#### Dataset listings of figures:
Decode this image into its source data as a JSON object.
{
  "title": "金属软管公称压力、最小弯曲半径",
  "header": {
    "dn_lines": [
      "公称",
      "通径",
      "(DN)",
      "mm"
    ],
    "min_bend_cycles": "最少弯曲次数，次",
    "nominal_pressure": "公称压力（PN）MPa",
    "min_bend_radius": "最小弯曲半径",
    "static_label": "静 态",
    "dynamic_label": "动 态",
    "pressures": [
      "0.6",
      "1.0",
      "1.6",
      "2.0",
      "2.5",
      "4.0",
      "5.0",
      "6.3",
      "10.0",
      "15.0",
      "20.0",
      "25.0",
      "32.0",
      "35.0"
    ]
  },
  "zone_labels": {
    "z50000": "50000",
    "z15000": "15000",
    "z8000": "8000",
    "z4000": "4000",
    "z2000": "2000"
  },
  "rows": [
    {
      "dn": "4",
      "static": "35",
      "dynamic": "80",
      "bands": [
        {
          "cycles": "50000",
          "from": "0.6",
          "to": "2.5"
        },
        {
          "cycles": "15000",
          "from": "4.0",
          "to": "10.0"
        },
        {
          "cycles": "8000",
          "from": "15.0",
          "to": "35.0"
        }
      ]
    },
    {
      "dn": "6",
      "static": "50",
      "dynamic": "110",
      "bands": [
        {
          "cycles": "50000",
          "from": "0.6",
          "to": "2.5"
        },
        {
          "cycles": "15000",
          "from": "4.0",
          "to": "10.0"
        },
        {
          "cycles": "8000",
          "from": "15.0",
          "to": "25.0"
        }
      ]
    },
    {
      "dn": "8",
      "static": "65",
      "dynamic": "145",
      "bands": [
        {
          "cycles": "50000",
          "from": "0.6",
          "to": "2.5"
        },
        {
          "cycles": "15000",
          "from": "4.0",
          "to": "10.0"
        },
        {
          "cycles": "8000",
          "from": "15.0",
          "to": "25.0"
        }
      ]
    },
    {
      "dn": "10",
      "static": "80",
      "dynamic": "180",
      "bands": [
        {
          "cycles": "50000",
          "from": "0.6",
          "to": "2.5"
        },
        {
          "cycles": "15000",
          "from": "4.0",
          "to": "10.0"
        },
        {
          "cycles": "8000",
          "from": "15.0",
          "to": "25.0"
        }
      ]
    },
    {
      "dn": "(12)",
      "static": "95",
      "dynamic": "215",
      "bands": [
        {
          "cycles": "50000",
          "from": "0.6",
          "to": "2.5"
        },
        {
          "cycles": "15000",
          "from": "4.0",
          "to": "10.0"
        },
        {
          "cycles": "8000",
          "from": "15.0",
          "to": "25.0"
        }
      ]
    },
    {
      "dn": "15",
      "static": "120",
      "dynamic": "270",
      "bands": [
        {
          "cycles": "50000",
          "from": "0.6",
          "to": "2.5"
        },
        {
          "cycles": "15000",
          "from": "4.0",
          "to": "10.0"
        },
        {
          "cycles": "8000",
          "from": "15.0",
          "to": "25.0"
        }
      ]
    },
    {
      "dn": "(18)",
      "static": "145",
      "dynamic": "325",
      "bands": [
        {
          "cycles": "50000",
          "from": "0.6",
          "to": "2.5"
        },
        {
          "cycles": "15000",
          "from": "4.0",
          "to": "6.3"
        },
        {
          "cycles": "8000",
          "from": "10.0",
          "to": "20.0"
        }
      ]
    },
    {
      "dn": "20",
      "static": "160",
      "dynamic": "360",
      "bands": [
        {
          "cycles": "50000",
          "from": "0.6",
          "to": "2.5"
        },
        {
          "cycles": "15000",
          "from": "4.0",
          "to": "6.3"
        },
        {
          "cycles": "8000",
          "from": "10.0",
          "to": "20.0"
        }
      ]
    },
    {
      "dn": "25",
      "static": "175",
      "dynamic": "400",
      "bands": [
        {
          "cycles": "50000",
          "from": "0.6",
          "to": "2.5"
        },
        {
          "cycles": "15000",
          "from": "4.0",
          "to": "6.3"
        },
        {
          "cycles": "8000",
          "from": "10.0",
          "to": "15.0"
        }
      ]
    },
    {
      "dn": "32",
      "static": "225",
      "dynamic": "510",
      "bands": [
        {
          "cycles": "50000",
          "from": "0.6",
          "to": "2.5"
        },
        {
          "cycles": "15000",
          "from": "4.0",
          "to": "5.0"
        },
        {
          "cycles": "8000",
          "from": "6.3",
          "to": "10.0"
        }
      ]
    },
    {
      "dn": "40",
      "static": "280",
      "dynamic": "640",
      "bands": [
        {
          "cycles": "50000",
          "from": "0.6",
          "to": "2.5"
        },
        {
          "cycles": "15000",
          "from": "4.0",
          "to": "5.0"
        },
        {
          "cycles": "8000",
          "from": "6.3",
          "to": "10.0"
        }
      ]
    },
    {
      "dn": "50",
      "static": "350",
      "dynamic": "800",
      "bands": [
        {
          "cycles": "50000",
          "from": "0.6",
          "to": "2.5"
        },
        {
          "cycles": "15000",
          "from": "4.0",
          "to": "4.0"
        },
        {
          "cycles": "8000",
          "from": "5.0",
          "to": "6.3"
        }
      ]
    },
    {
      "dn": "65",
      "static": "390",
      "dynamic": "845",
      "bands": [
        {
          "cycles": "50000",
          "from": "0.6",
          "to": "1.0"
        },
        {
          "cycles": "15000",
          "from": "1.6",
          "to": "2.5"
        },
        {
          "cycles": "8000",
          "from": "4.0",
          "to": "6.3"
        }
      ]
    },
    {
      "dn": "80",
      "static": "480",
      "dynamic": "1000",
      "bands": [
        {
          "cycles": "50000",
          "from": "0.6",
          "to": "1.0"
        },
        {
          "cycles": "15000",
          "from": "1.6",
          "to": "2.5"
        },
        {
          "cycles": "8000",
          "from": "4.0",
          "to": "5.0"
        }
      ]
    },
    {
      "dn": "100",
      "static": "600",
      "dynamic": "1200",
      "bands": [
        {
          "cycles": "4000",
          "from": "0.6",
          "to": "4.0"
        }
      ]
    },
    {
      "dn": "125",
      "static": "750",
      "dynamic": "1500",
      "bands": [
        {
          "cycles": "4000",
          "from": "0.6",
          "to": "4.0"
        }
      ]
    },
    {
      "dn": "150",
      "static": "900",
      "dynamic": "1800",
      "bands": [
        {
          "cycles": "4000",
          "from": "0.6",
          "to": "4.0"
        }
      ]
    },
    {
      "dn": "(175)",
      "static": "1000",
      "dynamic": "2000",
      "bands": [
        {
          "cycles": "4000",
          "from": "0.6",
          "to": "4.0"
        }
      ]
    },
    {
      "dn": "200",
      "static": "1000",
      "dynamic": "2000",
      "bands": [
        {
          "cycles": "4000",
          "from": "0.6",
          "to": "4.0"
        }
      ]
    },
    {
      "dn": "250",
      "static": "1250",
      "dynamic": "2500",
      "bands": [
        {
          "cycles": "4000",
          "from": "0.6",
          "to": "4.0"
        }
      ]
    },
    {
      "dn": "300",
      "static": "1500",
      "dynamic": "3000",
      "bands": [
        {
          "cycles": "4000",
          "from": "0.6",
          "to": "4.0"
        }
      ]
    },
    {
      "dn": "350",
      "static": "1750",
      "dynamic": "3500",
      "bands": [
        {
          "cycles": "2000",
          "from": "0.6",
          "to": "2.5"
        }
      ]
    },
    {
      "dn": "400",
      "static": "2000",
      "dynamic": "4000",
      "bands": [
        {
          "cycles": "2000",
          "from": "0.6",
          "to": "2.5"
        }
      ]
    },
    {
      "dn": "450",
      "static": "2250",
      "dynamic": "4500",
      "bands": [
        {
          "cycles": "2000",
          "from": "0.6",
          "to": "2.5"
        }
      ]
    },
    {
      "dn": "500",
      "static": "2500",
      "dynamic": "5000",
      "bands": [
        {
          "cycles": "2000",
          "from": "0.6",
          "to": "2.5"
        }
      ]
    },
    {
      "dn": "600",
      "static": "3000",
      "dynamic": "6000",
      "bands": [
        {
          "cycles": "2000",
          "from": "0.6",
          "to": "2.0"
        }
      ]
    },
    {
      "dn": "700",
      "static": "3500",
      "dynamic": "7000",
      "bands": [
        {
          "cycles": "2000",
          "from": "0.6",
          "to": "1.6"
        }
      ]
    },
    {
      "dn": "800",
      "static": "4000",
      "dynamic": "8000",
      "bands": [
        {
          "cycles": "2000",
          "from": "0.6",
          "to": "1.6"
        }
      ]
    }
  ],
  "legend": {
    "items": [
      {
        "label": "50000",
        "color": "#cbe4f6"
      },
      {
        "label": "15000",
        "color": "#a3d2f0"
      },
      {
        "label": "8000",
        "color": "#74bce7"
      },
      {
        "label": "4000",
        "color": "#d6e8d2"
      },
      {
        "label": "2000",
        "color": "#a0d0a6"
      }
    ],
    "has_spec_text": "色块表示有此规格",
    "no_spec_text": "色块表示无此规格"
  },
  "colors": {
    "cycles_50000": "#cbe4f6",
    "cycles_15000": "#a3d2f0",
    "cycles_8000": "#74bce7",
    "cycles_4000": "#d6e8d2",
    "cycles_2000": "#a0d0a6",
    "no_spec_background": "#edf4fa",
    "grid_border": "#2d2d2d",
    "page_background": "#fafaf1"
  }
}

#### Problem to work on:
Pull every line containing "最小弯曲半径" from the material above.

#### Answer to the problem:
  "title": "金属软管公称压力、最小弯曲半径",
    "min_bend_radius": "最小弯曲半径",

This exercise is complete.